■ Supplied data
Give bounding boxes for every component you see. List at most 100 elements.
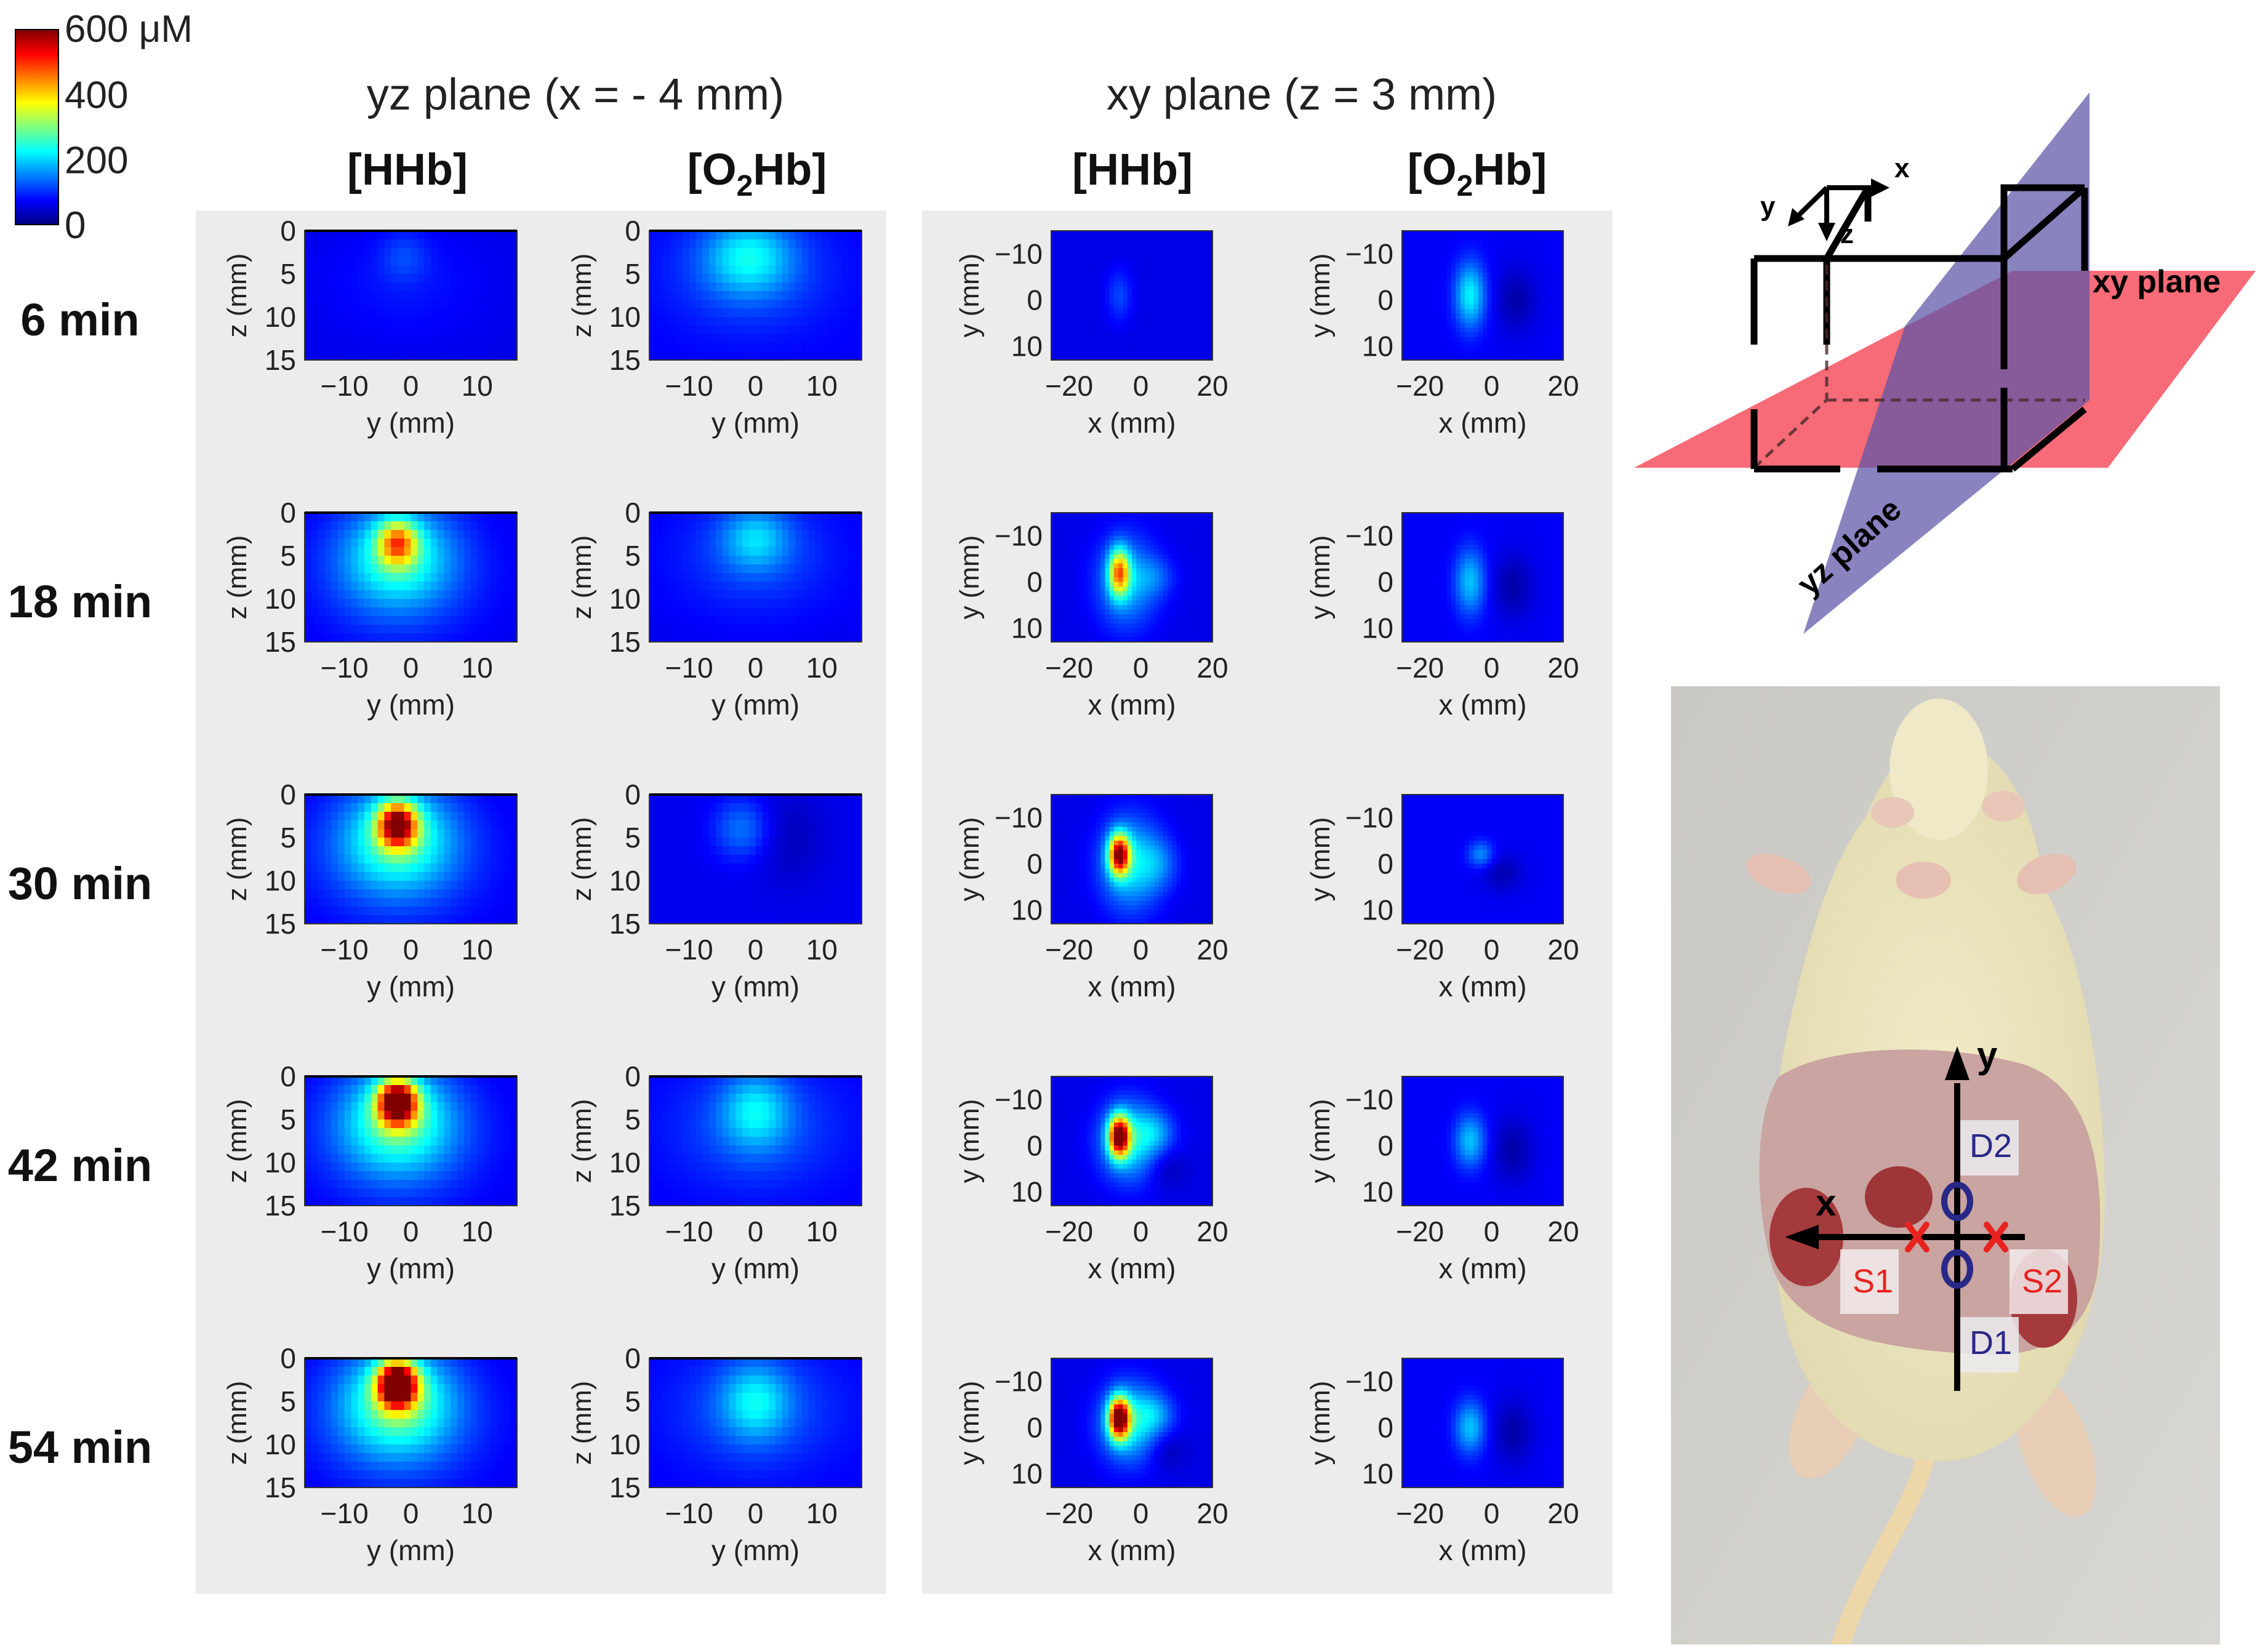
heatmap-cell <box>689 257 697 266</box>
heatmap-cell <box>1082 633 1088 638</box>
heatmap-cell <box>1415 351 1421 356</box>
heatmap-cell <box>655 573 663 582</box>
heatmap-cell <box>1442 332 1448 338</box>
heatmap-cell <box>729 625 736 634</box>
heatmap-cell <box>1176 619 1182 624</box>
heatmap-cell <box>377 282 385 292</box>
heatmap-cell <box>1163 327 1168 333</box>
heatmap-cell <box>1513 355 1519 361</box>
heatmap-cell <box>1181 587 1186 592</box>
heatmap-cell <box>662 343 670 352</box>
heatmap-cell <box>1060 591 1065 596</box>
heatmap-cell <box>510 351 518 361</box>
heatmap-cell <box>1136 531 1142 537</box>
heatmap-cell <box>1105 517 1110 523</box>
heatmap-cell <box>490 317 498 326</box>
heatmap-cell <box>1203 605 1209 611</box>
heatmap-cell <box>1051 332 1056 338</box>
heatmap-cell <box>358 564 365 574</box>
heatmap-cell <box>662 599 670 608</box>
heatmap-cell <box>1487 268 1493 273</box>
heatmap-cell <box>1208 244 1213 250</box>
heatmap-cell <box>1096 587 1101 592</box>
heatmap-cell <box>669 326 676 335</box>
heatmap-cell <box>689 547 697 556</box>
heatmap-cell <box>1464 290 1470 296</box>
heatmap-cell <box>1532 231 1537 236</box>
heatmap-cell <box>457 291 465 300</box>
heatmap-cell <box>497 607 505 617</box>
heatmap-cell <box>828 625 836 634</box>
heatmap-cell <box>1073 619 1079 624</box>
heatmap-cell <box>1518 290 1524 296</box>
heatmap-cell <box>437 599 445 608</box>
heatmap-cell <box>782 308 790 318</box>
heatmap-cell <box>1132 244 1137 250</box>
heatmap-cell <box>1473 355 1479 361</box>
heatmap-cell <box>1056 605 1061 611</box>
heatmap-cell <box>397 513 405 522</box>
heatmap-cell <box>1491 249 1497 255</box>
heatmap-cell <box>510 248 518 257</box>
heatmap-cell <box>1429 327 1434 333</box>
x-tick-label: 10 <box>806 370 838 402</box>
heatmap-cell <box>755 616 763 625</box>
heatmap-cell <box>828 326 836 335</box>
heatmap-cell <box>1424 351 1430 356</box>
heatmap-cell <box>788 633 796 643</box>
heatmap-cell <box>411 317 418 326</box>
heatmap-cell <box>1096 254 1101 259</box>
heatmap-cell <box>1078 531 1083 537</box>
heatmap-cell <box>1091 323 1097 329</box>
heatmap-cell <box>1483 346 1488 351</box>
heatmap-cell <box>364 300 372 309</box>
heatmap-cell <box>411 607 418 617</box>
heatmap-cell <box>384 573 391 582</box>
heatmap-cell <box>503 573 511 582</box>
heatmap-cell <box>1176 258 1182 264</box>
heatmap-cell <box>775 282 783 292</box>
heatmap-cell <box>682 265 690 274</box>
heatmap-cell <box>1118 559 1124 564</box>
heatmap-cell <box>358 308 365 318</box>
heatmap-cell <box>848 326 856 335</box>
heatmap-cell <box>788 326 796 335</box>
heatmap-cell <box>762 564 769 574</box>
heatmap-cell <box>1064 628 1070 633</box>
heatmap-cell <box>457 300 465 309</box>
heatmap-cell <box>417 317 425 326</box>
heatmap-cell <box>676 351 683 361</box>
heatmap-cell <box>1456 235 1461 241</box>
heatmap-cell <box>1073 318 1079 324</box>
heatmap-cell <box>1469 351 1475 356</box>
heatmap-cell <box>782 248 790 257</box>
heatmap-cell <box>1420 290 1425 296</box>
heatmap-cell <box>391 513 398 522</box>
heatmap-cell <box>503 274 511 283</box>
heatmap-cell <box>490 521 498 531</box>
heatmap-cell <box>1056 572 1061 578</box>
heatmap-cell <box>1527 244 1533 250</box>
heatmap-cell <box>1483 305 1488 310</box>
heatmap-cell <box>682 257 690 266</box>
heatmap-cell <box>1056 600 1061 606</box>
heatmap-cell <box>1060 619 1065 624</box>
heatmap-cell <box>463 599 471 608</box>
heatmap-cell <box>1105 577 1110 583</box>
heatmap-cell <box>1541 268 1546 273</box>
heatmap-cell <box>1523 295 1528 301</box>
heatmap-cell <box>1105 263 1110 268</box>
heatmap-cell <box>835 607 843 617</box>
heatmap-cell <box>1194 517 1200 523</box>
heatmap-cell <box>1096 535 1101 541</box>
heatmap-cell <box>1100 614 1105 620</box>
heatmap-cell <box>1505 305 1510 310</box>
heatmap-cell <box>769 257 776 266</box>
heatmap-cell <box>1154 342 1160 347</box>
heatmap-cell <box>1190 244 1195 250</box>
heatmap-cell <box>1541 332 1546 338</box>
heatmap-cell <box>1056 254 1061 259</box>
heatmap-cell <box>1438 240 1443 246</box>
heatmap-cell <box>1069 587 1074 592</box>
heatmap-cell <box>1069 600 1074 606</box>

■ What you are asked to do
Return every line of the data above with no changes, but leave out the picture.

■ Task output
Give bounding boxes for every component you see. List at most 100 elements.
heatmap-cell <box>689 257 697 266</box>
heatmap-cell <box>1082 633 1088 638</box>
heatmap-cell <box>1415 351 1421 356</box>
heatmap-cell <box>655 573 663 582</box>
heatmap-cell <box>1442 332 1448 338</box>
heatmap-cell <box>729 625 736 634</box>
heatmap-cell <box>1176 619 1182 624</box>
heatmap-cell <box>377 282 385 292</box>
heatmap-cell <box>1163 327 1168 333</box>
heatmap-cell <box>1513 355 1519 361</box>
heatmap-cell <box>1181 587 1186 592</box>
heatmap-cell <box>662 343 670 352</box>
heatmap-cell <box>1060 591 1065 596</box>
heatmap-cell <box>510 351 518 361</box>
heatmap-cell <box>1136 531 1142 537</box>
heatmap-cell <box>1105 517 1110 523</box>
heatmap-cell <box>490 317 498 326</box>
heatmap-cell <box>1203 605 1209 611</box>
heatmap-cell <box>1051 332 1056 338</box>
heatmap-cell <box>358 564 365 574</box>
heatmap-cell <box>662 599 670 608</box>
heatmap-cell <box>1487 268 1493 273</box>
heatmap-cell <box>1208 244 1213 250</box>
heatmap-cell <box>1096 587 1101 592</box>
heatmap-cell <box>669 326 676 335</box>
heatmap-cell <box>689 547 697 556</box>
heatmap-cell <box>1464 290 1470 296</box>
heatmap-cell <box>1532 231 1537 236</box>
heatmap-cell <box>457 291 465 300</box>
heatmap-cell <box>497 607 505 617</box>
heatmap-cell <box>828 625 836 634</box>
heatmap-cell <box>1073 619 1079 624</box>
heatmap-cell <box>1518 290 1524 296</box>
heatmap-cell <box>437 599 445 608</box>
heatmap-cell <box>782 308 790 318</box>
heatmap-cell <box>1132 244 1137 250</box>
heatmap-cell <box>1473 355 1479 361</box>
heatmap-cell <box>1056 605 1061 611</box>
heatmap-cell <box>397 513 405 522</box>
heatmap-cell <box>1491 249 1497 255</box>
heatmap-cell <box>510 248 518 257</box>
heatmap-cell <box>1429 327 1434 333</box>
x-tick-label: 10 <box>806 370 838 402</box>
heatmap-cell <box>755 616 763 625</box>
heatmap-cell <box>828 326 836 335</box>
heatmap-cell <box>1424 351 1430 356</box>
heatmap-cell <box>788 633 796 643</box>
heatmap-cell <box>411 317 418 326</box>
heatmap-cell <box>1096 254 1101 259</box>
heatmap-cell <box>1078 531 1083 537</box>
heatmap-cell <box>1091 323 1097 329</box>
heatmap-cell <box>1483 346 1488 351</box>
heatmap-cell <box>364 300 372 309</box>
heatmap-cell <box>411 607 418 617</box>
heatmap-cell <box>384 573 391 582</box>
heatmap-cell <box>503 573 511 582</box>
heatmap-cell <box>1176 258 1182 264</box>
heatmap-cell <box>775 282 783 292</box>
heatmap-cell <box>682 265 690 274</box>
heatmap-cell <box>1118 559 1124 564</box>
heatmap-cell <box>358 308 365 318</box>
heatmap-cell <box>848 326 856 335</box>
heatmap-cell <box>788 326 796 335</box>
heatmap-cell <box>762 564 769 574</box>
heatmap-cell <box>1064 628 1070 633</box>
heatmap-cell <box>457 300 465 309</box>
heatmap-cell <box>417 317 425 326</box>
heatmap-cell <box>676 351 683 361</box>
heatmap-cell <box>1456 235 1461 241</box>
heatmap-cell <box>1073 318 1079 324</box>
heatmap-cell <box>1469 351 1475 356</box>
heatmap-cell <box>782 248 790 257</box>
heatmap-cell <box>1420 290 1425 296</box>
heatmap-cell <box>391 513 398 522</box>
heatmap-cell <box>503 274 511 283</box>
heatmap-cell <box>490 521 498 531</box>
heatmap-cell <box>1056 572 1061 578</box>
heatmap-cell <box>1527 244 1533 250</box>
heatmap-cell <box>1483 305 1488 310</box>
heatmap-cell <box>682 257 690 266</box>
heatmap-cell <box>1056 600 1061 606</box>
heatmap-cell <box>1060 619 1065 624</box>
heatmap-cell <box>463 599 471 608</box>
heatmap-cell <box>1105 577 1110 583</box>
heatmap-cell <box>1541 268 1546 273</box>
heatmap-cell <box>1523 295 1528 301</box>
heatmap-cell <box>1105 263 1110 268</box>
heatmap-cell <box>835 607 843 617</box>
heatmap-cell <box>1194 517 1200 523</box>
heatmap-cell <box>1096 535 1101 541</box>
heatmap-cell <box>1100 614 1105 620</box>
heatmap-cell <box>1505 305 1510 310</box>
heatmap-cell <box>769 257 776 266</box>
heatmap-cell <box>1154 342 1160 347</box>
heatmap-cell <box>1190 244 1195 250</box>
heatmap-cell <box>1541 332 1546 338</box>
heatmap-cell <box>1056 254 1061 259</box>
heatmap-cell <box>1438 240 1443 246</box>
heatmap-cell <box>1069 587 1074 592</box>
heatmap-cell <box>1069 600 1074 606</box>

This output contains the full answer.